> _What to produce_
Exactly as written, give back every record below.

> _Dataset entries_
* * *

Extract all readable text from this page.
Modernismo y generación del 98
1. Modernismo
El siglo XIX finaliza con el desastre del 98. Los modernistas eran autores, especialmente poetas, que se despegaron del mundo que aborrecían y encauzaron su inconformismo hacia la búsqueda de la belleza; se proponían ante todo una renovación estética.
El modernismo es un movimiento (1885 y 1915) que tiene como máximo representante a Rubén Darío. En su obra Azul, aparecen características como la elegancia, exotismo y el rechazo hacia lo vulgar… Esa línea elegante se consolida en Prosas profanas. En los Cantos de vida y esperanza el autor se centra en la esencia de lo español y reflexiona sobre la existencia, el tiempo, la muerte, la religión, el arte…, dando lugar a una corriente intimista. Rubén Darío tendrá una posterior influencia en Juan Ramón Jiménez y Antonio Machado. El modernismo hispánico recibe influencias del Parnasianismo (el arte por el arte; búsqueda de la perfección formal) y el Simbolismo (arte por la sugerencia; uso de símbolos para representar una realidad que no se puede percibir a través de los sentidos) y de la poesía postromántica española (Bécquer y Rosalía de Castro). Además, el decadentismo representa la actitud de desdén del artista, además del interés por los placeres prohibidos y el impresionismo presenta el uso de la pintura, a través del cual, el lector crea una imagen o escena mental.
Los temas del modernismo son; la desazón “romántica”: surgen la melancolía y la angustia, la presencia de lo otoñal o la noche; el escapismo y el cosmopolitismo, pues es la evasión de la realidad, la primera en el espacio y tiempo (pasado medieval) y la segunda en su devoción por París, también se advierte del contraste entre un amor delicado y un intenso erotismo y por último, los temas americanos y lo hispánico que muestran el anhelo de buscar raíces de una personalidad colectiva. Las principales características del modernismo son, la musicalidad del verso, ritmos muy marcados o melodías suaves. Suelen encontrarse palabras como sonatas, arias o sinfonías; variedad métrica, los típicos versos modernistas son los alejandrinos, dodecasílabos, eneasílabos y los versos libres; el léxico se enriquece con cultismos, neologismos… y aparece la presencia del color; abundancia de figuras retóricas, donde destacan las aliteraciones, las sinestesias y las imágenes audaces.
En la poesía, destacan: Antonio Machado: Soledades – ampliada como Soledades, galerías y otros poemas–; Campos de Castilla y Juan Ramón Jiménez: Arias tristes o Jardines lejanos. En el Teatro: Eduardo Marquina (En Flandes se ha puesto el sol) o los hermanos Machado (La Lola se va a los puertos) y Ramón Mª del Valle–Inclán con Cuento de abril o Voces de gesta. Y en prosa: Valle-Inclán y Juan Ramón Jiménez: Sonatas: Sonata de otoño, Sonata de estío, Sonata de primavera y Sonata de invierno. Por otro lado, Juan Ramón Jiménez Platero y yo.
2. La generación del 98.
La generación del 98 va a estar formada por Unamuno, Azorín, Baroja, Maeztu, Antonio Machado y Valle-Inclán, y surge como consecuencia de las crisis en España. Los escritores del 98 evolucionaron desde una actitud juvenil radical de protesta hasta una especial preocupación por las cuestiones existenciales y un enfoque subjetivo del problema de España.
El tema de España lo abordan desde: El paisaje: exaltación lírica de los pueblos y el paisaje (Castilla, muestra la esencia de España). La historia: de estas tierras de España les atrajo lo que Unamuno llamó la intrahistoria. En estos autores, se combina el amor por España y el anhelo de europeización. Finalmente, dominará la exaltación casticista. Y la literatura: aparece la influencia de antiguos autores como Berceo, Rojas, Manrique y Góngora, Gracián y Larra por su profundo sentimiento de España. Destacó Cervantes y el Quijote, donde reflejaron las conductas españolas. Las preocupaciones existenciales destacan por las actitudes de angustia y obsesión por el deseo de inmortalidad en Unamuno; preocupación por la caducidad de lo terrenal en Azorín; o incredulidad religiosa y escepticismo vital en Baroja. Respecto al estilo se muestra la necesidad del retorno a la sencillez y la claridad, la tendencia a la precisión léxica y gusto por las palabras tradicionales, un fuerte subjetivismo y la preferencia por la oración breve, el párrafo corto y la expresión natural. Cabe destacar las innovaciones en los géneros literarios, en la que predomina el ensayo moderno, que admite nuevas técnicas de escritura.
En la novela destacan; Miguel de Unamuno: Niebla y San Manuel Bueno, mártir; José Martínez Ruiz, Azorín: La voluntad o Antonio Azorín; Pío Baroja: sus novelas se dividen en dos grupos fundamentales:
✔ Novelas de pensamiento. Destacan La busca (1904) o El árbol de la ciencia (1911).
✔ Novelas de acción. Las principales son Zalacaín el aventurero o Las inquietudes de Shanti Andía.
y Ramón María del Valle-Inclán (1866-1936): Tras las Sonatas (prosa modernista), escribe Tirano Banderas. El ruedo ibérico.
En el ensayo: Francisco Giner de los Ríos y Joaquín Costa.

* * *

> _Written response_
Extract all readable text from this page.
Modernismo y generación del 98
1. Modernismo
El siglo XIX finaliza con el desastre del 98. Los modernistas eran autores, especialmente poetas, que se despegaron del mundo que aborrecían y encauzaron su inconformismo hacia la búsqueda de la belleza; se proponían ante todo una renovación estética.
El modernismo es un movimiento (1885 y 1915) que tiene como máximo representante a Rubén Darío. En su obra Azul, aparecen características como la elegancia, exotismo y el rechazo hacia lo vulgar… Esa línea elegante se consolida en Prosas profanas. En los Cantos de vida y esperanza el autor se centra en la esencia de lo español y reflexiona sobre la existencia, el tiempo, la muerte, la religión, el arte…, dando lugar a una corriente intimista. Rubén Darío tendrá una posterior influencia en Juan Ramón Jiménez y Antonio Machado. El modernismo hispánico recibe influencias del Parnasianismo (el arte por el arte; búsqueda de la perfección formal) y el Simbolismo (arte por la sugerencia; uso de símbolos para representar una realidad que no se puede percibir a través de los sentidos) y de la poesía postromántica española (Bécquer y Rosalía de Castro). Además, el decadentismo representa la actitud de desdén del artista, además del interés por los placeres prohibidos y el impresionismo presenta el uso de la pintura, a través del cual, el lector crea una imagen o escena mental.
Los temas del modernismo son; la desazón “romántica”: surgen la melancolía y la angustia, la presencia de lo otoñal o la noche; el escapismo y el cosmopolitismo, pues es la evasión de la realidad, la primera en el espacio y tiempo (pasado medieval) y la segunda en su devoción por París, también se advierte del contraste entre un amor delicado y un intenso erotismo y por último, los temas americanos y lo hispánico que muestran el anhelo de buscar raíces de una personalidad colectiva. Las principales características del modernismo son, la musicalidad del verso, ritmos muy marcados o melodías suaves. Suelen encontrarse palabras como sonatas, arias o sinfonías; variedad métrica, los típicos versos modernistas son los alejandrinos, dodecasílabos, eneasílabos y los versos libres; el léxico se enriquece con cultismos, neologismos… y aparece la presencia del color; abundancia de figuras retóricas, donde destacan las aliteraciones, las sinestesias y las imágenes audaces.
En la poesía, destacan: Antonio Machado: Soledades – ampliada como Soledades, galerías y otros poemas–; Campos de Castilla y Juan Ramón Jiménez: Arias tristes o Jardines lejanos. En el Teatro: Eduardo Marquina (En Flandes se ha puesto el sol) o los hermanos Machado (La Lola se va a los puertos) y Ramón Mª del Valle–Inclán con Cuento de abril o Voces de gesta. Y en prosa: Valle-Inclán y Juan Ramón Jiménez: Sonatas: Sonata de otoño, Sonata de estío, Sonata de primavera y Sonata de invierno. Por otro lado, Juan Ramón Jiménez Platero y yo.
2. La generación del 98.
La generación del 98 va a estar formada por Unamuno, Azorín, Baroja, Maeztu, Antonio Machado y Valle-Inclán, y surge como consecuencia de las crisis en España. Los escritores del 98 evolucionaron desde una actitud juvenil radical de protesta hasta una especial preocupación por las cuestiones existenciales y un enfoque subjetivo del problema de España.
El tema de España lo abordan desde: El paisaje: exaltación lírica de los pueblos y el paisaje (Castilla, muestra la esencia de España). La historia: de estas tierras de España les atrajo lo que Unamuno llamó la intrahistoria. En estos autores, se combina el amor por España y el anhelo de europeización. Finalmente, dominará la exaltación casticista. Y la literatura: aparece la influencia de antiguos autores como Berceo, Rojas, Manrique y Góngora, Gracián y Larra por su profundo sentimiento de España. Destacó Cervantes y el Quijote, donde reflejaron las conductas españolas. Las preocupaciones existenciales destacan por las actitudes de angustia y obsesión por el deseo de inmortalidad en Unamuno; preocupación por la caducidad de lo terrenal en Azorín; o incredulidad religiosa y escepticismo vital en Baroja. Respecto al estilo se muestra la necesidad del retorno a la sencillez y la claridad, la tendencia a la precisión léxica y gusto por las palabras tradicionales, un fuerte subjetivismo y la preferencia por la oración breve, el párrafo corto y la expresión natural. Cabe destacar las innovaciones en los géneros literarios, en la que predomina el ensayo moderno, que admite nuevas técnicas de escritura.
En la novela destacan; Miguel de Unamuno: Niebla y San Manuel Bueno, mártir; José Martínez Ruiz, Azorín: La voluntad o Antonio Azorín; Pío Baroja: sus novelas se dividen en dos grupos fundamentales:
✔ Novelas de pensamiento. Destacan La busca (1904) o El árbol de la ciencia (1911).
✔ Novelas de acción. Las principales son Zalacaín el aventurero o Las inquietudes de Shanti Andía.
y Ramón María del Valle-Inclán (1866-1936): Tras las Sonatas (prosa modernista), escribe Tirano Banderas. El ruedo ibérico.
En el ensayo: Francisco Giner de los Ríos y Joaquín Costa.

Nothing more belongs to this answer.